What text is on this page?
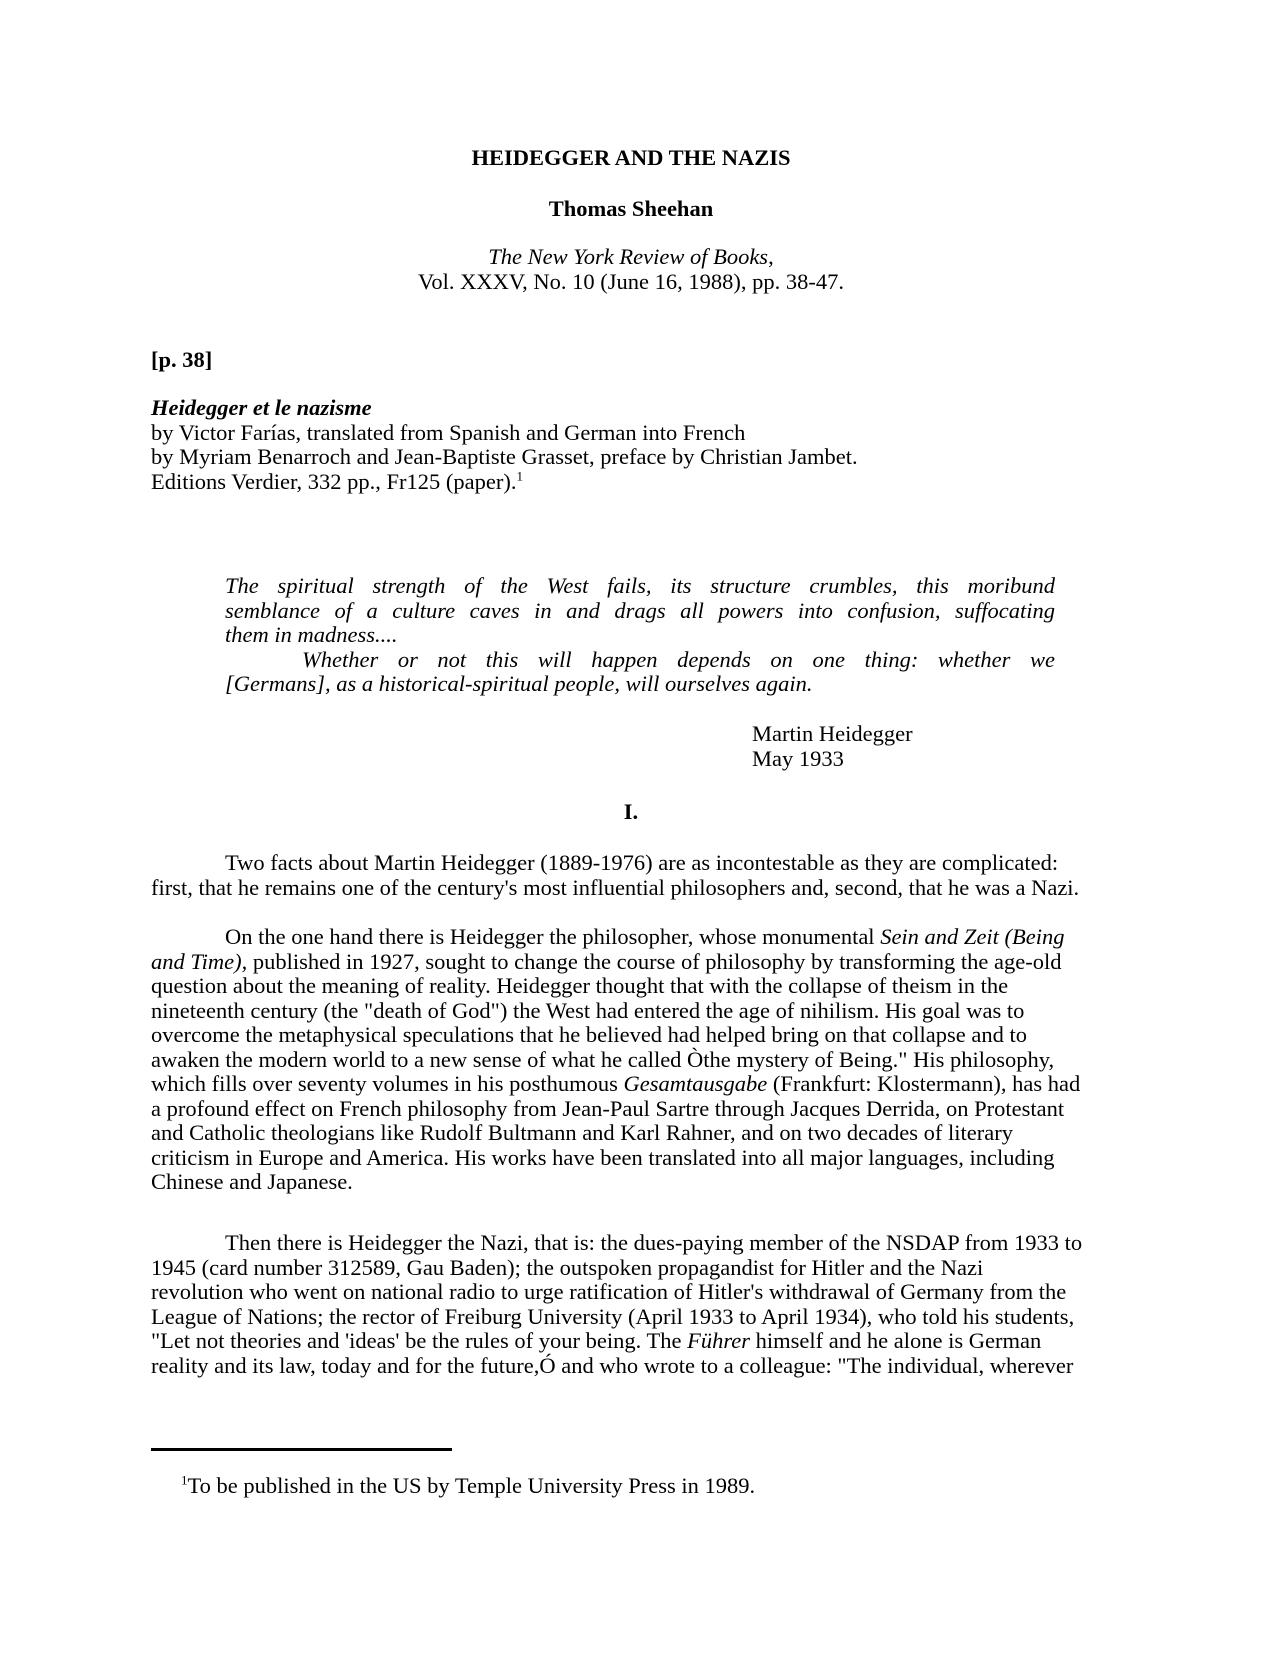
HEIDEGGER AND THE NAZIS
Thomas Sheehan
The New York Review of Books,
Vol. XXXV, No. 10 (June 16, 1988), pp. 38-47.
[p. 38]
Heidegger et le nazisme
by Victor Farías, translated from Spanish and German into French
by Myriam Benarroch and Jean-Baptiste Grasset, preface by Christian Jambet.
Editions Verdier, 332 pp., Fr125 (paper).$^1$
The spiritual strength of the West fails, its structure crumbles, this moribund
semblance of a culture caves in and drags all powers into confusion, suffocating
them in madness....
Whether or not this will happen depends on one thing: whether we
[Germans], as a historical-spiritual people, will ourselves again.
Martin Heidegger
May 1933
I.
Two facts about Martin Heidegger (1889-1976) are as incontestable as they are complicated:
first, that he remains one of the century's most influential philosophers and, second, that he was a Nazi.
On the one hand there is Heidegger the philosopher, whose monumental Sein and Zeit (Being
and Time), published in 1927, sought to change the course of philosophy by transforming the age-old
question about the meaning of reality. Heidegger thought that with the collapse of theism in the
nineteenth century (the "death of God") the West had entered the age of nihilism. His goal was to
overcome the metaphysical speculations that he believed had helped bring on that collapse and to
awaken the modern world to a new sense of what he called Òthe mystery of Being." His philosophy,
which fills over seventy volumes in his posthumous Gesamtausgabe (Frankfurt: Klostermann), has had
a profound effect on French philosophy from Jean-Paul Sartre through Jacques Derrida, on Protestant
and Catholic theologians like Rudolf Bultmann and Karl Rahner, and on two decades of literary
criticism in Europe and America. His works have been translated into all major languages, including
Chinese and Japanese.
Then there is Heidegger the Nazi, that is: the dues-paying member of the NSDAP from 1933 to
1945 (card number 312589, Gau Baden); the outspoken propagandist for Hitler and the Nazi
revolution who went on national radio to urge ratification of Hitler's withdrawal of Germany from the
League of Nations; the rector of Freiburg University (April 1933 to April 1934), who told his students,
"Let not theories and 'ideas' be the rules of your being. The Führer himself and he alone is German
reality and its law, today and for the future,Ó and who wrote to a colleague: "The individual, wherever
$^1$To be published in the US by Temple University Press in 1989.
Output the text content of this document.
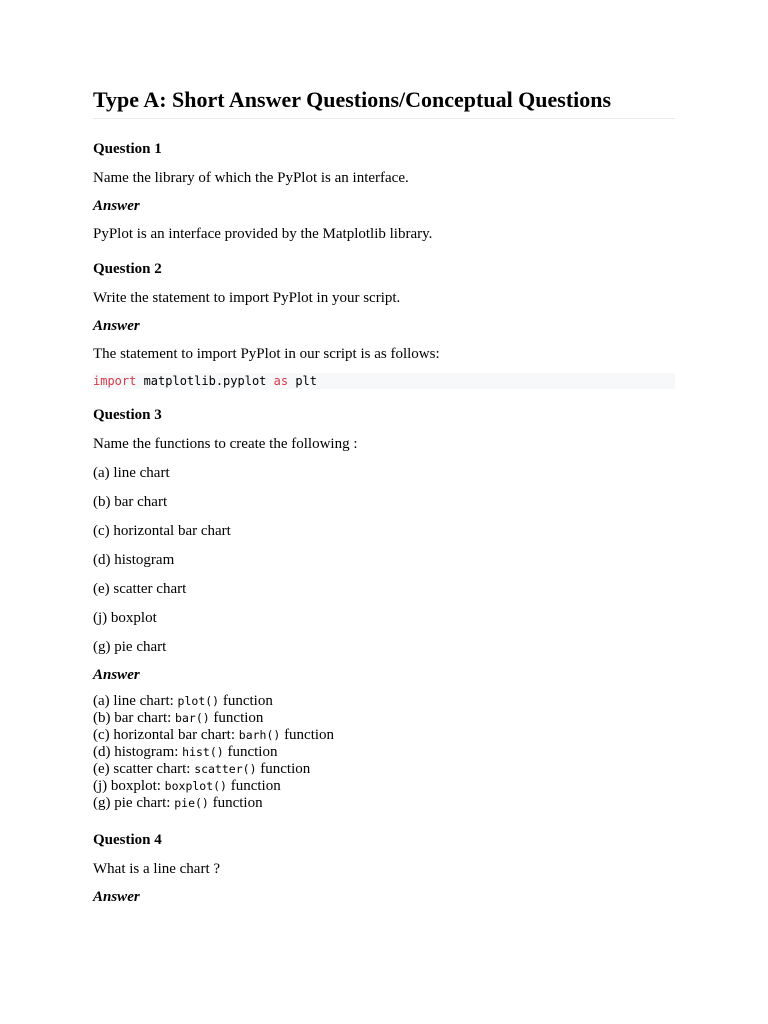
Type A: Short Answer Questions/Conceptual Questions
Question 1

Name the library of which the PyPlot is an interface.

Answer

PyPlot is an interface provided by the Matplotlib library.

Question 2

Write the statement to import PyPlot in your script.

Answer

The statement to import PyPlot in our script is as follows:

import matplotlib.pyplot as plt
Question 3

Name the functions to create the following :

(a) line chart

(b) bar chart

(c) horizontal bar chart

(d) histogram

(e) scatter chart

(j) boxplot

(g) pie chart

Answer

(a) line chart: plot() function

(b) bar chart: bar() function

(c) horizontal bar chart: barh() function

(d) histogram: hist() function

(e) scatter chart: scatter() function

(j) boxplot: boxplot() function

(g) pie chart: pie() function

Question 4

What is a line chart ?

Answer
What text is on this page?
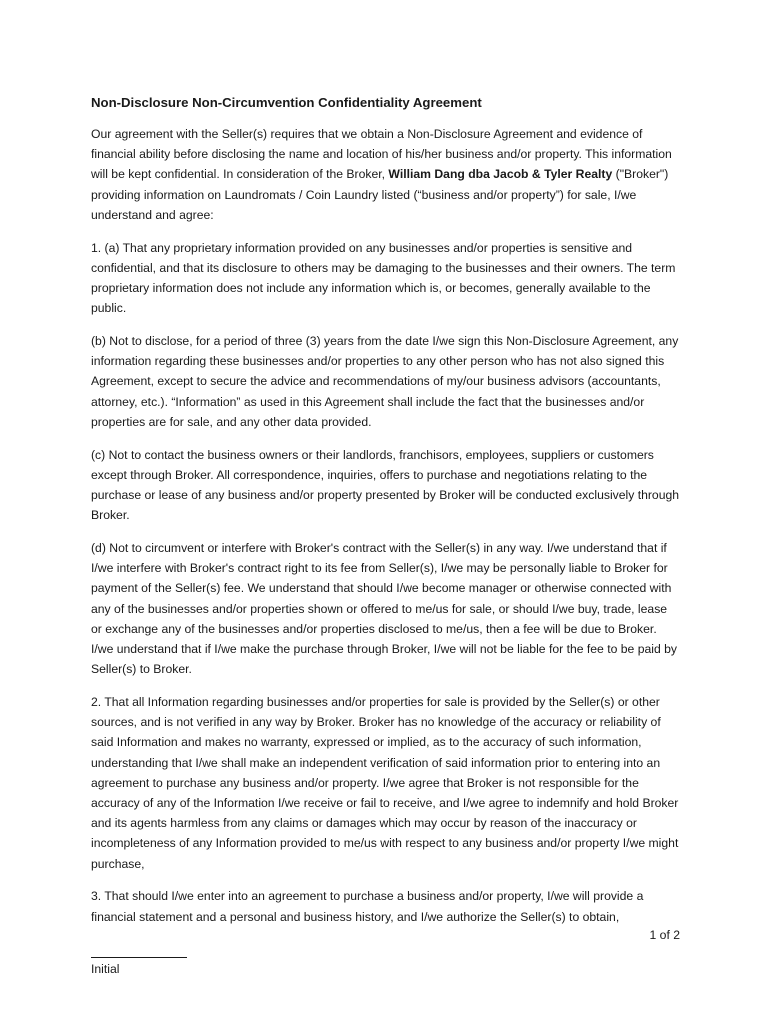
Non-Disclosure Non-Circumvention Confidentiality Agreement

Our agreement with the Seller(s) requires that we obtain a Non-Disclosure Agreement and evidence of financial ability before disclosing the name and location of his/her business and/or property. This information will be kept confidential. In consideration of the Broker, William Dang dba Jacob & Tyler Realty ("Broker") providing information on Laundromats / Coin Laundry listed (“business and/or property”) for sale, I/we understand and agree:

1. (a) That any proprietary information provided on any businesses and/or properties is sensitive and confidential, and that its disclosure to others may be damaging to the businesses and their owners. The term proprietary information does not include any information which is, or becomes, generally available to the public.

(b) Not to disclose, for a period of three (3) years from the date I/we sign this Non-Disclosure Agreement, any information regarding these businesses and/or properties to any other person who has not also signed this Agreement, except to secure the advice and recommendations of my/our business advisors (accountants, attorney, etc.). “Information” as used in this Agreement shall include the fact that the businesses and/or properties are for sale, and any other data provided.

(c) Not to contact the business owners or their landlords, franchisors, employees, suppliers or customers except through Broker. All correspondence, inquiries, offers to purchase and negotiations relating to the purchase or lease of any business and/or property presented by Broker will be conducted exclusively through Broker.

(d) Not to circumvent or interfere with Broker's contract with the Seller(s) in any way. I/we understand that if I/we interfere with Broker's contract right to its fee from Seller(s), I/we may be personally liable to Broker for payment of the Seller(s) fee. We understand that should I/we become manager or otherwise connected with any of the businesses and/or properties shown or offered to me/us for sale, or should I/we buy, trade, lease or exchange any of the businesses and/or properties disclosed to me/us, then a fee will be due to Broker. I/we understand that if I/we make the purchase through Broker, I/we will not be liable for the fee to be paid by Seller(s) to Broker.

2. That all Information regarding businesses and/or properties for sale is provided by the Seller(s) or other sources, and is not verified in any way by Broker. Broker has no knowledge of the accuracy or reliability of said Information and makes no warranty, expressed or implied, as to the accuracy of such information, understanding that I/we shall make an independent verification of said information prior to entering into an agreement to purchase any business and/or property. I/we agree that Broker is not responsible for the accuracy of any of the Information I/we receive or fail to receive, and I/we agree to indemnify and hold Broker and its agents harmless from any claims or damages which may occur by reason of the inaccuracy or incompleteness of any Information provided to me/us with respect to any business and/or property I/we might purchase,

3. That should I/we enter into an agreement to purchase a business and/or property, I/we will provide a financial statement and a personal and business history, and I/we authorize the Seller(s) to obtain,

1 of 2
Initial
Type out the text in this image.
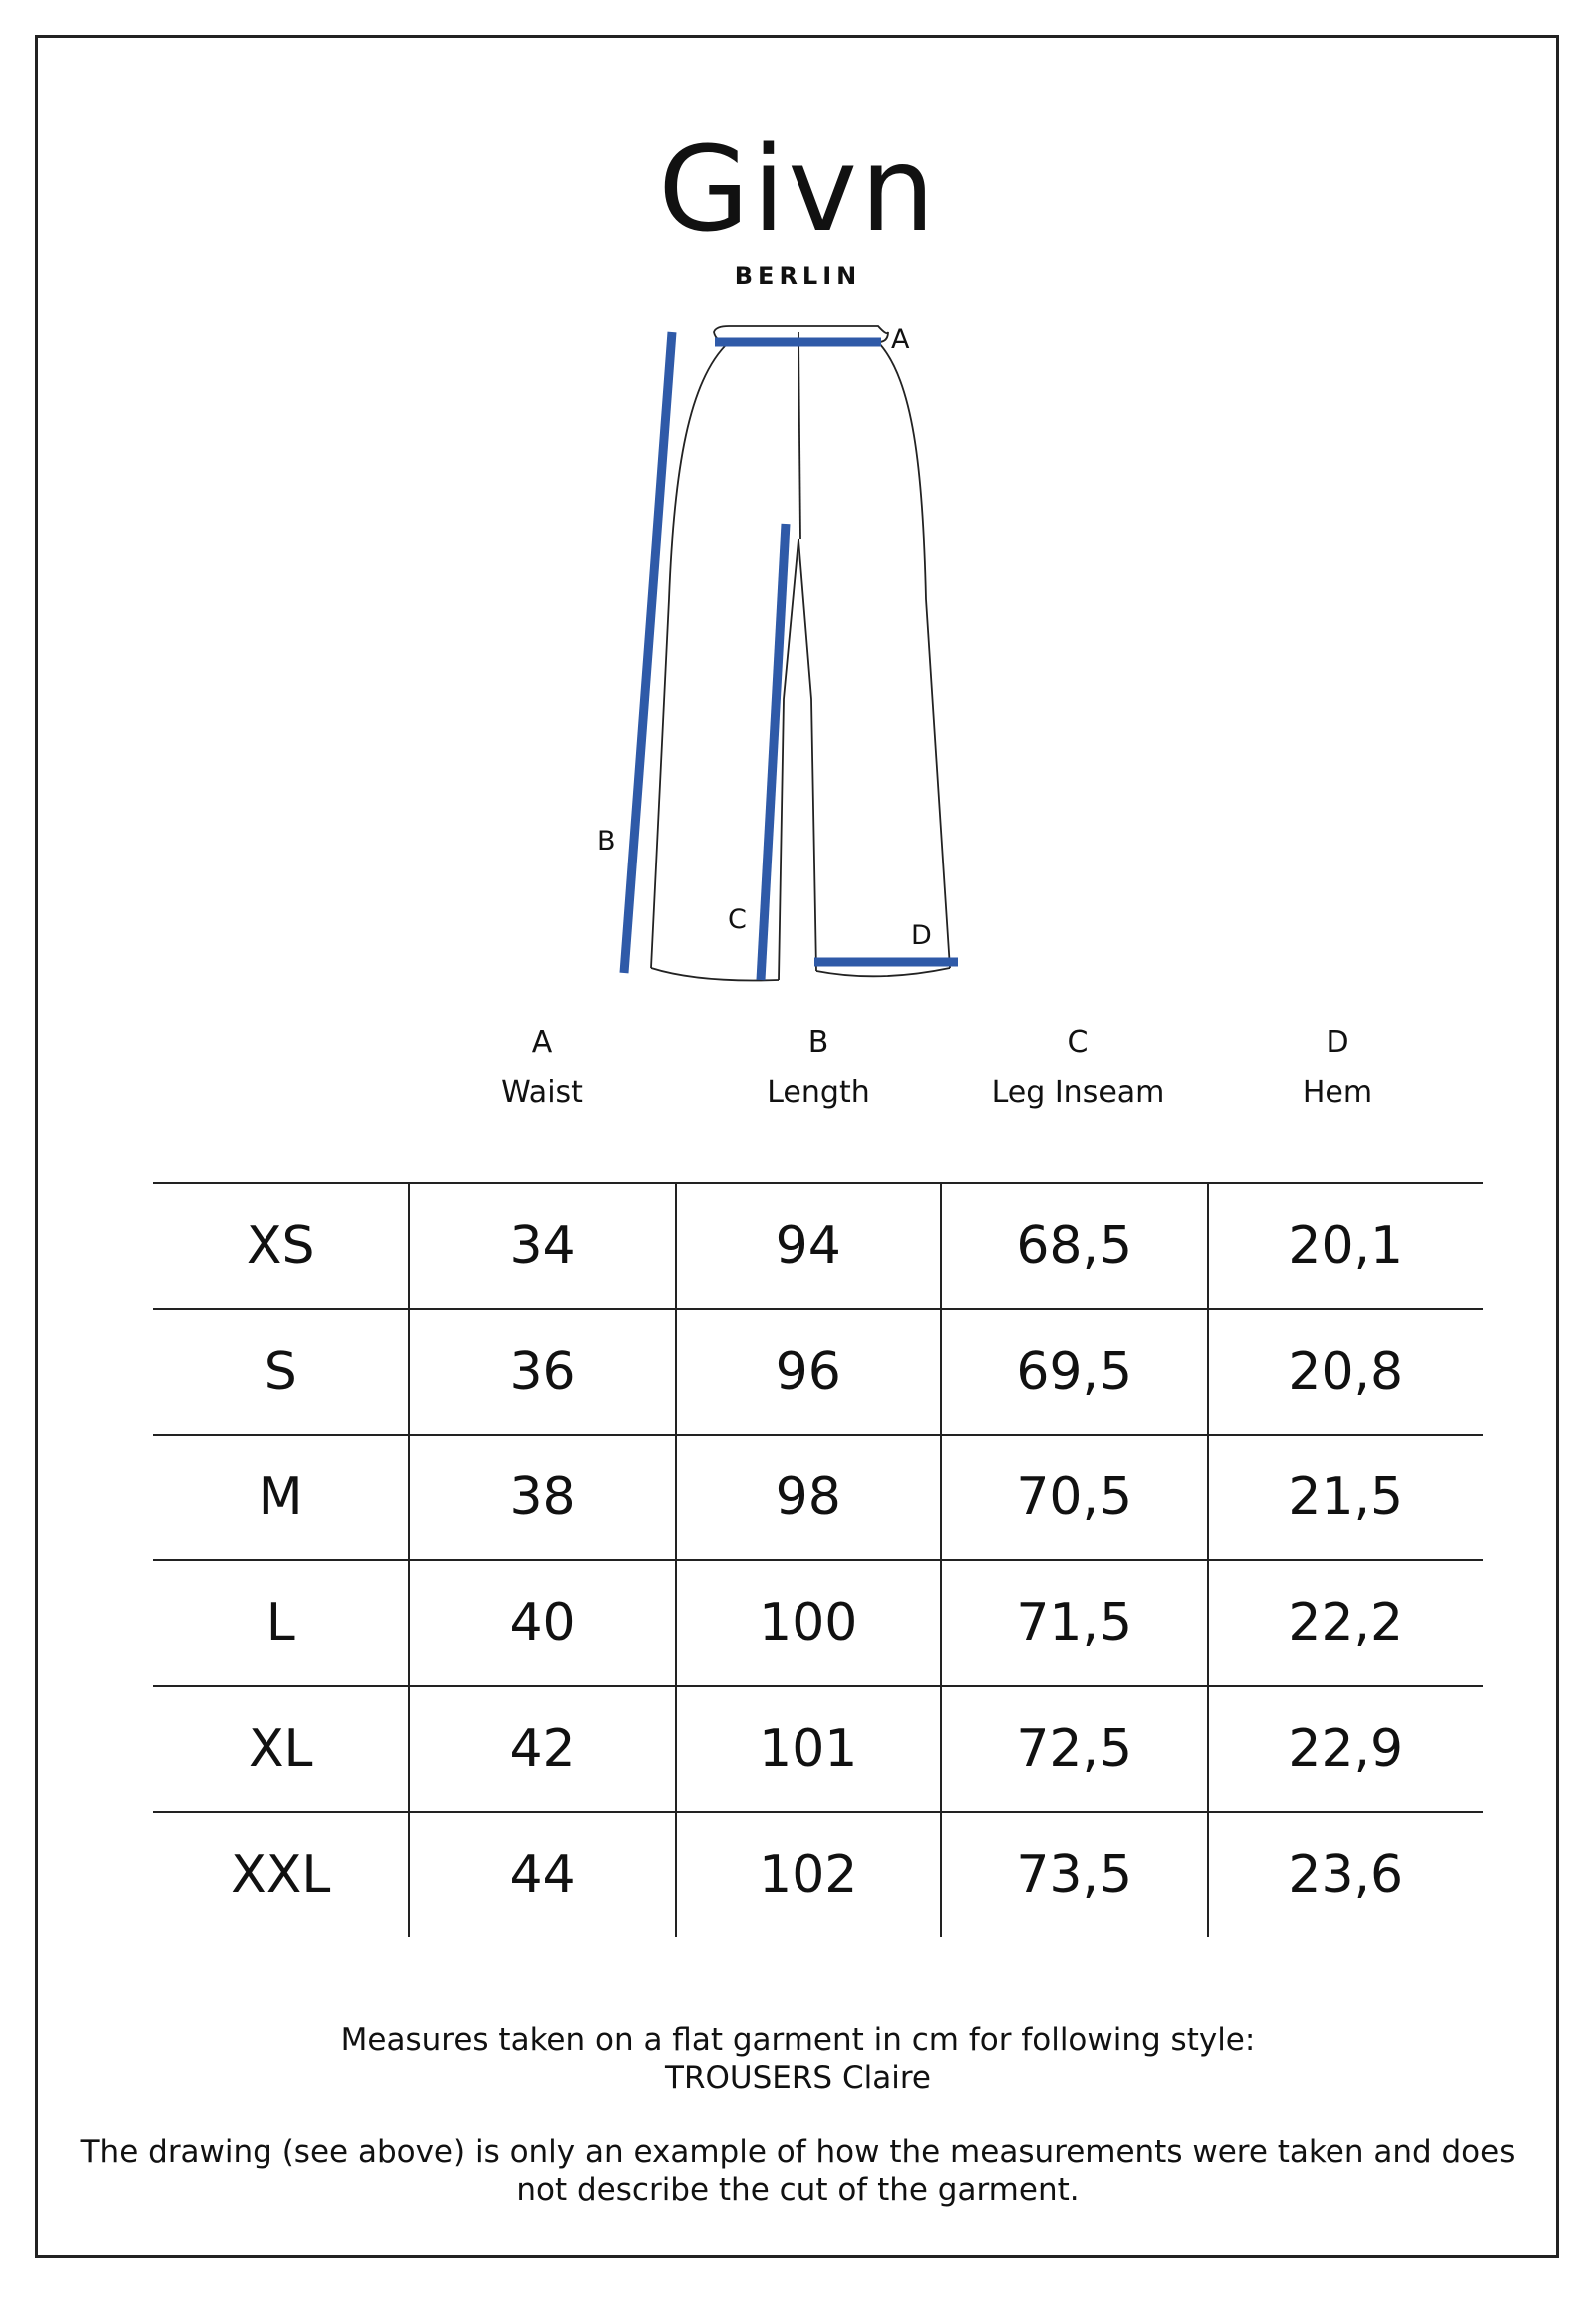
Givn
BERLIN
A
B
C
D
A
Waist
B
Length
C
Leg Inseam
D
Hem
XS	34	94	68,5	20,1
S	36	96	69,5	20,8
M	38	98	70,5	21,5
L	40	100	71,5	22,2
XL	42	101	72,5	22,9
XXL	44	102	73,5	23,6
Measures taken on a flat garment in cm for following style:
TROUSERS Claire
The drawing (see above) is only an example of how the measurements were taken and does
not describe the cut of the garment.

AIM OF THE TASK
Using the entries above, return each line in which the word "financial" occurs.

ANSWER BELOW
Our agreement with the Seller(s) requires that we obtain a Non-Disclosure Agreement and evidence of financial ability before disclosing the name and location of his/her business and/or property. This information will be kept confidential. In consideration of the Broker, William Dang dba Jacob & Tyler Realty ("Broker") providing information on Laundromats / Coin Laundry listed (“business and/or property”) for sale, I/we understand and agree:
3. That should I/we enter into an agreement to purchase a business and/or property, I/we will provide a financial statement and a personal and business history, and I/we authorize the Seller(s) to obtain,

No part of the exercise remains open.